> **Task prompt**:
Print every entry word for word, but omit the pictures.

Stored data
-=-=-=-=-

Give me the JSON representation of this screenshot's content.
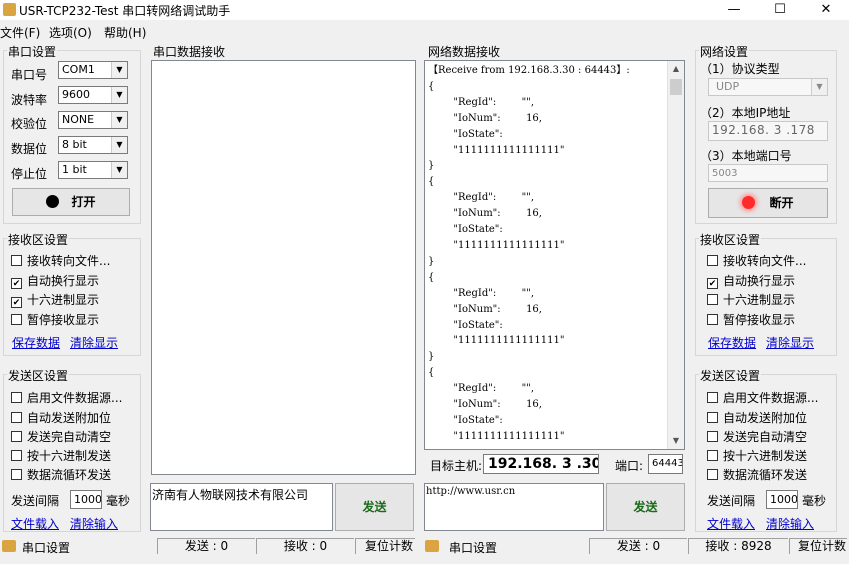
{
  "window": {
    "title": "USR-TCP232-Test 串口转网络调试助手",
    "minimize": "—",
    "maximize": "☐",
    "close": "✕"
  },
  "menu": {
    "file": "文件(F)",
    "options": "选项(O)",
    "help": "帮助(H)"
  },
  "serial_settings": {
    "title": "串口设置",
    "port_label": "串口号",
    "port_value": "COM1",
    "baud_label": "波特率",
    "baud_value": "9600",
    "parity_label": "校验位",
    "parity_value": "NONE",
    "data_label": "数据位",
    "data_value": "8 bit",
    "stop_label": "停止位",
    "stop_value": "1 bit",
    "open_button": "打开"
  },
  "serial_recv_settings": {
    "title": "接收区设置",
    "redirect": "接收转向文件...",
    "auto_newline": "自动换行显示",
    "hex_display": "十六进制显示",
    "pause": "暂停接收显示",
    "save": "保存数据",
    "clear": "清除显示",
    "checked": [
      false,
      true,
      true,
      false
    ]
  },
  "serial_send_settings": {
    "title": "发送区设置",
    "file_source": "启用文件数据源...",
    "auto_append": "自动发送附加位",
    "auto_clear": "发送完自动清空",
    "hex_send": "按十六进制发送",
    "loop_send": "数据流循环发送",
    "interval_label": "发送间隔",
    "interval_value": "1000",
    "interval_unit": "毫秒",
    "load_file": "文件载入",
    "clear_input": "清除输入"
  },
  "serial_recv": {
    "title": "串口数据接收"
  },
  "serial_send": {
    "text": "济南有人物联网技术有限公司",
    "send_button": "发送"
  },
  "net_recv": {
    "title": "网络数据接收",
    "content": "【Receive from 192.168.3.30 : 64443】:\n{\n        \"RegId\":        \"\",\n        \"IoNum\":        16,\n        \"IoState\":\n        \"1111111111111111\"\n}\n{\n        \"RegId\":        \"\",\n        \"IoNum\":        16,\n        \"IoState\":\n        \"1111111111111111\"\n}\n{\n        \"RegId\":        \"\",\n        \"IoNum\":        16,\n        \"IoState\":\n        \"1111111111111111\"\n}\n{\n        \"RegId\":        \"\",\n        \"IoNum\":        16,\n        \"IoState\":\n        \"1111111111111111\""
  },
  "net_target": {
    "host_label": "目标主机:",
    "host_value": "192.168. 3 .30",
    "port_label": "端口:",
    "port_value": "64443"
  },
  "net_send": {
    "text": "http://www.usr.cn",
    "send_button": "发送"
  },
  "net_settings": {
    "title": "网络设置",
    "protocol_label": "（1）协议类型",
    "protocol_value": "UDP",
    "ip_label": "（2）本地IP地址",
    "ip_value": "192.168. 3 .178",
    "port_label": "（3）本地端口号",
    "port_value": "5003",
    "disconnect_button": "断开"
  },
  "net_recv_settings": {
    "title": "接收区设置",
    "redirect": "接收转向文件...",
    "auto_newline": "自动换行显示",
    "hex_display": "十六进制显示",
    "pause": "暂停接收显示",
    "save": "保存数据",
    "clear": "清除显示",
    "checked": [
      false,
      true,
      false,
      false
    ]
  },
  "net_send_settings": {
    "title": "发送区设置",
    "file_source": "启用文件数据源...",
    "auto_append": "自动发送附加位",
    "auto_clear": "发送完自动清空",
    "hex_send": "按十六进制发送",
    "loop_send": "数据流循环发送",
    "interval_label": "发送间隔",
    "interval_value": "1000",
    "interval_unit": "毫秒",
    "load_file": "文件载入",
    "clear_input": "清除输入"
  },
  "status": {
    "left_label": "串口设置",
    "left_sent": "发送 : 0",
    "left_recv": "接收 : 0",
    "left_reset": "复位计数",
    "right_label": "串口设置",
    "right_sent": "发送 : 0",
    "right_recv": "接收 : 8928",
    "right_reset": "复位计数"
  },
  "icons": {
    "check": "✔",
    "arrow": "▼",
    "scroll_up": "▲",
    "scroll_down": "▼"
  },
  "colors": {
    "led_open": "#000000",
    "led_disconnect": "#ff2a2a",
    "link": "#0000cc"
  }
}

-=-=-=-=-

> **Exercise response**:
Give me the JSON representation of this screenshot's content.
{
  "window": {
    "title": "USR-TCP232-Test 串口转网络调试助手",
    "minimize": "—",
    "maximize": "☐",
    "close": "✕"
  },
  "menu": {
    "file": "文件(F)",
    "options": "选项(O)",
    "help": "帮助(H)"
  },
  "serial_settings": {
    "title": "串口设置",
    "port_label": "串口号",
    "port_value": "COM1",
    "baud_label": "波特率",
    "baud_value": "9600",
    "parity_label": "校验位",
    "parity_value": "NONE",
    "data_label": "数据位",
    "data_value": "8 bit",
    "stop_label": "停止位",
    "stop_value": "1 bit",
    "open_button": "打开"
  },
  "serial_recv_settings": {
    "title": "接收区设置",
    "redirect": "接收转向文件...",
    "auto_newline": "自动换行显示",
    "hex_display": "十六进制显示",
    "pause": "暂停接收显示",
    "save": "保存数据",
    "clear": "清除显示",
    "checked": [
      false,
      true,
      true,
      false
    ]
  },
  "serial_send_settings": {
    "title": "发送区设置",
    "file_source": "启用文件数据源...",
    "auto_append": "自动发送附加位",
    "auto_clear": "发送完自动清空",
    "hex_send": "按十六进制发送",
    "loop_send": "数据流循环发送",
    "interval_label": "发送间隔",
    "interval_value": "1000",
    "interval_unit": "毫秒",
    "load_file": "文件载入",
    "clear_input": "清除输入"
  },
  "serial_recv": {
    "title": "串口数据接收"
  },
  "serial_send": {
    "text": "济南有人物联网技术有限公司",
    "send_button": "发送"
  },
  "net_recv": {
    "title": "网络数据接收",
    "content": "【Receive from 192.168.3.30 : 64443】:\n{\n        \"RegId\":        \"\",\n        \"IoNum\":        16,\n        \"IoState\":\n        \"1111111111111111\"\n}\n{\n        \"RegId\":        \"\",\n        \"IoNum\":        16,\n        \"IoState\":\n        \"1111111111111111\"\n}\n{\n        \"RegId\":        \"\",\n        \"IoNum\":        16,\n        \"IoState\":\n        \"1111111111111111\"\n}\n{\n        \"RegId\":        \"\",\n        \"IoNum\":        16,\n        \"IoState\":\n        \"1111111111111111\""
  },
  "net_target": {
    "host_label": "目标主机:",
    "host_value": "192.168. 3 .30",
    "port_label": "端口:",
    "port_value": "64443"
  },
  "net_send": {
    "text": "http://www.usr.cn",
    "send_button": "发送"
  },
  "net_settings": {
    "title": "网络设置",
    "protocol_label": "（1）协议类型",
    "protocol_value": "UDP",
    "ip_label": "（2）本地IP地址",
    "ip_value": "192.168. 3 .178",
    "port_label": "（3）本地端口号",
    "port_value": "5003",
    "disconnect_button": "断开"
  },
  "net_recv_settings": {
    "title": "接收区设置",
    "redirect": "接收转向文件...",
    "auto_newline": "自动换行显示",
    "hex_display": "十六进制显示",
    "pause": "暂停接收显示",
    "save": "保存数据",
    "clear": "清除显示",
    "checked": [
      false,
      true,
      false,
      false
    ]
  },
  "net_send_settings": {
    "title": "发送区设置",
    "file_source": "启用文件数据源...",
    "auto_append": "自动发送附加位",
    "auto_clear": "发送完自动清空",
    "hex_send": "按十六进制发送",
    "loop_send": "数据流循环发送",
    "interval_label": "发送间隔",
    "interval_value": "1000",
    "interval_unit": "毫秒",
    "load_file": "文件载入",
    "clear_input": "清除输入"
  },
  "status": {
    "left_label": "串口设置",
    "left_sent": "发送 : 0",
    "left_recv": "接收 : 0",
    "left_reset": "复位计数",
    "right_label": "串口设置",
    "right_sent": "发送 : 0",
    "right_recv": "接收 : 8928",
    "right_reset": "复位计数"
  },
  "icons": {
    "check": "✔",
    "arrow": "▼",
    "scroll_up": "▲",
    "scroll_down": "▼"
  },
  "colors": {
    "led_open": "#000000",
    "led_disconnect": "#ff2a2a",
    "link": "#0000cc"
  }
}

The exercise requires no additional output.